§ **PROBLEM TO WORK ON**
Print each line exactly as it is given.

§ **RECORDS TO PROCESS**
'''
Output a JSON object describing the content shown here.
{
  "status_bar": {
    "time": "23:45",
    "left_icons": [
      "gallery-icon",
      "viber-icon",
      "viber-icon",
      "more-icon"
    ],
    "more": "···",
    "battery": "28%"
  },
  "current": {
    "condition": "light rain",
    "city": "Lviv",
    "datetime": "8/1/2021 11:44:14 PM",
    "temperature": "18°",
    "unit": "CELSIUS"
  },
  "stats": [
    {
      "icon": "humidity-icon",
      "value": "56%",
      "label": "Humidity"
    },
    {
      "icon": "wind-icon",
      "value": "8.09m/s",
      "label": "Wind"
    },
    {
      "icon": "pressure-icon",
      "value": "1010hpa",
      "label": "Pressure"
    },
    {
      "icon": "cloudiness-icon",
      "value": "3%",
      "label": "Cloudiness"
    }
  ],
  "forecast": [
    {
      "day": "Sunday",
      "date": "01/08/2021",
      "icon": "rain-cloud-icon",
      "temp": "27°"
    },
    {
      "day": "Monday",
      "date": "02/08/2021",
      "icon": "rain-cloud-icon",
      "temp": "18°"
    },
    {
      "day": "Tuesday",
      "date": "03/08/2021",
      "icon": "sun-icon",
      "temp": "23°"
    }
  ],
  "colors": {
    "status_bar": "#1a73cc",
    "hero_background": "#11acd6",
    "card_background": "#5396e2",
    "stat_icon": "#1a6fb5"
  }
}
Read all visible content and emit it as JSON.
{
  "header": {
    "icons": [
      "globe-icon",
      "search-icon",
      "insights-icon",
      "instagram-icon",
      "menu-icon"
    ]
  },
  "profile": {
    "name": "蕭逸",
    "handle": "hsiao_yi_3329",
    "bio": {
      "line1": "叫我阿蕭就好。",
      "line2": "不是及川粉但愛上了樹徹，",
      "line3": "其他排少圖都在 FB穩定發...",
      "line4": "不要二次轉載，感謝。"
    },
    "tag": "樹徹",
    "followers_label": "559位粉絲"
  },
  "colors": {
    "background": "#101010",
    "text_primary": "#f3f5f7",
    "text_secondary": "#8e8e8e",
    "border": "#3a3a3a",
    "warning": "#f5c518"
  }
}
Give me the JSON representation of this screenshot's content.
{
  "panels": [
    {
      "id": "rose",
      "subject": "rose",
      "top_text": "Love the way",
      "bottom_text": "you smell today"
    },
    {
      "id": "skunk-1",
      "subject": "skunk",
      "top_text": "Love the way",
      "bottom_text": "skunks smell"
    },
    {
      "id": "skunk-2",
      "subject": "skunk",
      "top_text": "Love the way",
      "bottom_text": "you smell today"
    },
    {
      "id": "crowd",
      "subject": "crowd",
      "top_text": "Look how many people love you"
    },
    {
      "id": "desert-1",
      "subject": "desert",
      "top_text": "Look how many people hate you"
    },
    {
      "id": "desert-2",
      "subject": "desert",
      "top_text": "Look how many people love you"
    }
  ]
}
'''
§ **COMPLETE ANSWER**
Output a JSON object describing the content shown here.
{
  "status_bar": {
    "time": "23:45",
    "left_icons": [
      "gallery-icon",
      "viber-icon",
      "viber-icon",
      "more-icon"
    ],
    "more": "···",
    "battery": "28%"
  },
  "current": {
    "condition": "light rain",
    "city": "Lviv",
    "datetime": "8/1/2021 11:44:14 PM",
    "temperature": "18°",
    "unit": "CELSIUS"
  },
  "stats": [
    {
      "icon": "humidity-icon",
      "value": "56%",
      "label": "Humidity"
    },
    {
      "icon": "wind-icon",
      "value": "8.09m/s",
      "label": "Wind"
    },
    {
      "icon": "pressure-icon",
      "value": "1010hpa",
      "label": "Pressure"
    },
    {
      "icon": "cloudiness-icon",
      "value": "3%",
      "label": "Cloudiness"
    }
  ],
  "forecast": [
    {
      "day": "Sunday",
      "date": "01/08/2021",
      "icon": "rain-cloud-icon",
      "temp": "27°"
    },
    {
      "day": "Monday",
      "date": "02/08/2021",
      "icon": "rain-cloud-icon",
      "temp": "18°"
    },
    {
      "day": "Tuesday",
      "date": "03/08/2021",
      "icon": "sun-icon",
      "temp": "23°"
    }
  ],
  "colors": {
    "status_bar": "#1a73cc",
    "hero_background": "#11acd6",
    "card_background": "#5396e2",
    "stat_icon": "#1a6fb5"
  }
}
Read all visible content and emit it as JSON.
{
  "header": {
    "icons": [
      "globe-icon",
      "search-icon",
      "insights-icon",
      "instagram-icon",
      "menu-icon"
    ]
  },
  "profile": {
    "name": "蕭逸",
    "handle": "hsiao_yi_3329",
    "bio": {
      "line1": "叫我阿蕭就好。",
      "line2": "不是及川粉但愛上了樹徹，",
      "line3": "其他排少圖都在 FB穩定發...",
      "line4": "不要二次轉載，感謝。"
    },
    "tag": "樹徹",
    "followers_label": "559位粉絲"
  },
  "colors": {
    "background": "#101010",
    "text_primary": "#f3f5f7",
    "text_secondary": "#8e8e8e",
    "border": "#3a3a3a",
    "warning": "#f5c518"
  }
}
Give me the JSON representation of this screenshot's content.
{
  "panels": [
    {
      "id": "rose",
      "subject": "rose",
      "top_text": "Love the way",
      "bottom_text": "you smell today"
    },
    {
      "id": "skunk-1",
      "subject": "skunk",
      "top_text": "Love the way",
      "bottom_text": "skunks smell"
    },
    {
      "id": "skunk-2",
      "subject": "skunk",
      "top_text": "Love the way",
      "bottom_text": "you smell today"
    },
    {
      "id": "crowd",
      "subject": "crowd",
      "top_text": "Look how many people love you"
    },
    {
      "id": "desert-1",
      "subject": "desert",
      "top_text": "Look how many people hate you"
    },
    {
      "id": "desert-2",
      "subject": "desert",
      "top_text": "Look how many people love you"
    }
  ]
}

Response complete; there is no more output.